▶ [Do this]:
Copy out each line of the data holding "title".

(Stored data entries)
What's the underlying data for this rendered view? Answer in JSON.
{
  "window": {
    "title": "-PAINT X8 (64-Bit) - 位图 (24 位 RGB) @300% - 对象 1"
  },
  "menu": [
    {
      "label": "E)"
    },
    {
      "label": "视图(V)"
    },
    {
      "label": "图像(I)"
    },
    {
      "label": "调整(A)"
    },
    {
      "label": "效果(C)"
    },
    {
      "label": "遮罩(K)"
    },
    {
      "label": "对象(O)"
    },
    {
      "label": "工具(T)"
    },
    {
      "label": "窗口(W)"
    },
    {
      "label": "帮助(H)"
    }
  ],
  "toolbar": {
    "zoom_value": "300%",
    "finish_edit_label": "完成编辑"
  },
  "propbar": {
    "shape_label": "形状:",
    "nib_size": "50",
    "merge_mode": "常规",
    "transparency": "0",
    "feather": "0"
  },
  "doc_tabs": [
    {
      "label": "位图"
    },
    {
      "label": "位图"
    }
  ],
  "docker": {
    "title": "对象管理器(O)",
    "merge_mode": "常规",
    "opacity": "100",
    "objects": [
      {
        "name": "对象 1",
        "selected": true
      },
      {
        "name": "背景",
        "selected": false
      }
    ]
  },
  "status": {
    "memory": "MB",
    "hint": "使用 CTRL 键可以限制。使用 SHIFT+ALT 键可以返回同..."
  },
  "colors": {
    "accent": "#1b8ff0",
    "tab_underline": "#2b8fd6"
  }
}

▶ [Response to this task]:
    "title": "-PAINT X8 (64-Bit) - 位图 (24 位 RGB) @300% - 对象 1"
    "title": "对象管理器(O)",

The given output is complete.